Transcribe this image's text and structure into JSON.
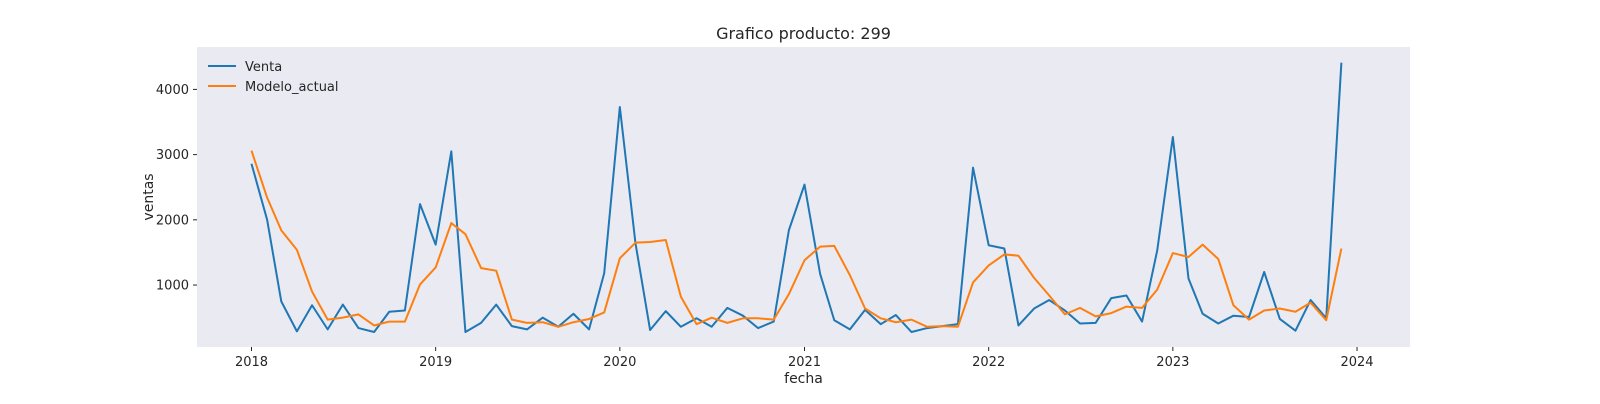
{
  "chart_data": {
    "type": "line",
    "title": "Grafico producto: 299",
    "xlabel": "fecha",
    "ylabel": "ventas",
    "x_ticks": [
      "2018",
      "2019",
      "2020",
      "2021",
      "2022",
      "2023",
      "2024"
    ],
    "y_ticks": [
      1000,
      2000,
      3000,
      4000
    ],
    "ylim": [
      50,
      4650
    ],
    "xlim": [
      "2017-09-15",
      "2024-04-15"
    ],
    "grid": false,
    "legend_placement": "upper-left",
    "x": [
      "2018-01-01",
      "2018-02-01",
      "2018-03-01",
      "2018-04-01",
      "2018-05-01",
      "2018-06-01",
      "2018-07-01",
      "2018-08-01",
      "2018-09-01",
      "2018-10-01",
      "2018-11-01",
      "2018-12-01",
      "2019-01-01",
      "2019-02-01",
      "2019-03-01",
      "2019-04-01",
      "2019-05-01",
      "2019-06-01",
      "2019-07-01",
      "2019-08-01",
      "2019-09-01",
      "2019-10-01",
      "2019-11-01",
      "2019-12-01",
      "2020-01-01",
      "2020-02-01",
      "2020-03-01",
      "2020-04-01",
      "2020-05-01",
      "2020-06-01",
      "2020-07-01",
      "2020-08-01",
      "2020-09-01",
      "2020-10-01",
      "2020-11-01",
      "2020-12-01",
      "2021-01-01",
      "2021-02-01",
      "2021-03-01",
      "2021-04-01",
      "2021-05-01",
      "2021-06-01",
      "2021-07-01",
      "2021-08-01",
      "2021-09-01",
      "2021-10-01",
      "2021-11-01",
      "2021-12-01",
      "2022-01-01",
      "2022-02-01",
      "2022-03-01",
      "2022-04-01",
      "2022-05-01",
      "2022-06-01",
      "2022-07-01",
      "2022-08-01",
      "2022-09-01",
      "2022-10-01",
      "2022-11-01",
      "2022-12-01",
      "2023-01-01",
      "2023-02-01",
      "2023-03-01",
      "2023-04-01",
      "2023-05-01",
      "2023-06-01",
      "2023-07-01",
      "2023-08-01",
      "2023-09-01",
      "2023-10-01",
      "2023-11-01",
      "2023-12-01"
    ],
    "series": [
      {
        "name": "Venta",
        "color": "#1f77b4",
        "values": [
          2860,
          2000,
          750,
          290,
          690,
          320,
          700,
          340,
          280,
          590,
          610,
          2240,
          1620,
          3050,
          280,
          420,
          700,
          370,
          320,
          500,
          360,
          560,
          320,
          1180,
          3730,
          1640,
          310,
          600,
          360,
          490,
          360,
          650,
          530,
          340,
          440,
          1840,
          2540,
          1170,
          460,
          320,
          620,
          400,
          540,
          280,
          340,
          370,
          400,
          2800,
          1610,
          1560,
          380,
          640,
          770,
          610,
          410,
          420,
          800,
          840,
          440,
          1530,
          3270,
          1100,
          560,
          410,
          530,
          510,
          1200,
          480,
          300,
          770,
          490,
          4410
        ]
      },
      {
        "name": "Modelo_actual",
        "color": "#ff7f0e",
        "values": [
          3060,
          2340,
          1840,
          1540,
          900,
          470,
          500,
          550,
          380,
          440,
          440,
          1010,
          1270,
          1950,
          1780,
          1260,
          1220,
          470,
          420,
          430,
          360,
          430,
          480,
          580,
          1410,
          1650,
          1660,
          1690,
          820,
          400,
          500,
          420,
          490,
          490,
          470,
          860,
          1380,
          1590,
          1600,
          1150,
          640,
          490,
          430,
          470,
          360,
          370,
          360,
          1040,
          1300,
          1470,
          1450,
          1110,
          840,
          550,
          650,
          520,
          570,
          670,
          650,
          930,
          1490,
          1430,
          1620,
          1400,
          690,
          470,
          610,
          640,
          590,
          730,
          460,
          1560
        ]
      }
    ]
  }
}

****************

GIVEN REQUEST: Print every record above exactly as written, leaving out the pictures.

OUTPUT:
Transcribe this image's text and structure into JSON.
{
  "chart_data": {
    "type": "line",
    "title": "Grafico producto: 299",
    "xlabel": "fecha",
    "ylabel": "ventas",
    "x_ticks": [
      "2018",
      "2019",
      "2020",
      "2021",
      "2022",
      "2023",
      "2024"
    ],
    "y_ticks": [
      1000,
      2000,
      3000,
      4000
    ],
    "ylim": [
      50,
      4650
    ],
    "xlim": [
      "2017-09-15",
      "2024-04-15"
    ],
    "grid": false,
    "legend_placement": "upper-left",
    "x": [
      "2018-01-01",
      "2018-02-01",
      "2018-03-01",
      "2018-04-01",
      "2018-05-01",
      "2018-06-01",
      "2018-07-01",
      "2018-08-01",
      "2018-09-01",
      "2018-10-01",
      "2018-11-01",
      "2018-12-01",
      "2019-01-01",
      "2019-02-01",
      "2019-03-01",
      "2019-04-01",
      "2019-05-01",
      "2019-06-01",
      "2019-07-01",
      "2019-08-01",
      "2019-09-01",
      "2019-10-01",
      "2019-11-01",
      "2019-12-01",
      "2020-01-01",
      "2020-02-01",
      "2020-03-01",
      "2020-04-01",
      "2020-05-01",
      "2020-06-01",
      "2020-07-01",
      "2020-08-01",
      "2020-09-01",
      "2020-10-01",
      "2020-11-01",
      "2020-12-01",
      "2021-01-01",
      "2021-02-01",
      "2021-03-01",
      "2021-04-01",
      "2021-05-01",
      "2021-06-01",
      "2021-07-01",
      "2021-08-01",
      "2021-09-01",
      "2021-10-01",
      "2021-11-01",
      "2021-12-01",
      "2022-01-01",
      "2022-02-01",
      "2022-03-01",
      "2022-04-01",
      "2022-05-01",
      "2022-06-01",
      "2022-07-01",
      "2022-08-01",
      "2022-09-01",
      "2022-10-01",
      "2022-11-01",
      "2022-12-01",
      "2023-01-01",
      "2023-02-01",
      "2023-03-01",
      "2023-04-01",
      "2023-05-01",
      "2023-06-01",
      "2023-07-01",
      "2023-08-01",
      "2023-09-01",
      "2023-10-01",
      "2023-11-01",
      "2023-12-01"
    ],
    "series": [
      {
        "name": "Venta",
        "color": "#1f77b4",
        "values": [
          2860,
          2000,
          750,
          290,
          690,
          320,
          700,
          340,
          280,
          590,
          610,
          2240,
          1620,
          3050,
          280,
          420,
          700,
          370,
          320,
          500,
          360,
          560,
          320,
          1180,
          3730,
          1640,
          310,
          600,
          360,
          490,
          360,
          650,
          530,
          340,
          440,
          1840,
          2540,
          1170,
          460,
          320,
          620,
          400,
          540,
          280,
          340,
          370,
          400,
          2800,
          1610,
          1560,
          380,
          640,
          770,
          610,
          410,
          420,
          800,
          840,
          440,
          1530,
          3270,
          1100,
          560,
          410,
          530,
          510,
          1200,
          480,
          300,
          770,
          490,
          4410
        ]
      },
      {
        "name": "Modelo_actual",
        "color": "#ff7f0e",
        "values": [
          3060,
          2340,
          1840,
          1540,
          900,
          470,
          500,
          550,
          380,
          440,
          440,
          1010,
          1270,
          1950,
          1780,
          1260,
          1220,
          470,
          420,
          430,
          360,
          430,
          480,
          580,
          1410,
          1650,
          1660,
          1690,
          820,
          400,
          500,
          420,
          490,
          490,
          470,
          860,
          1380,
          1590,
          1600,
          1150,
          640,
          490,
          430,
          470,
          360,
          370,
          360,
          1040,
          1300,
          1470,
          1450,
          1110,
          840,
          550,
          650,
          520,
          570,
          670,
          650,
          930,
          1490,
          1430,
          1620,
          1400,
          690,
          470,
          610,
          640,
          590,
          730,
          460,
          1560
        ]
      }
    ]
  }
}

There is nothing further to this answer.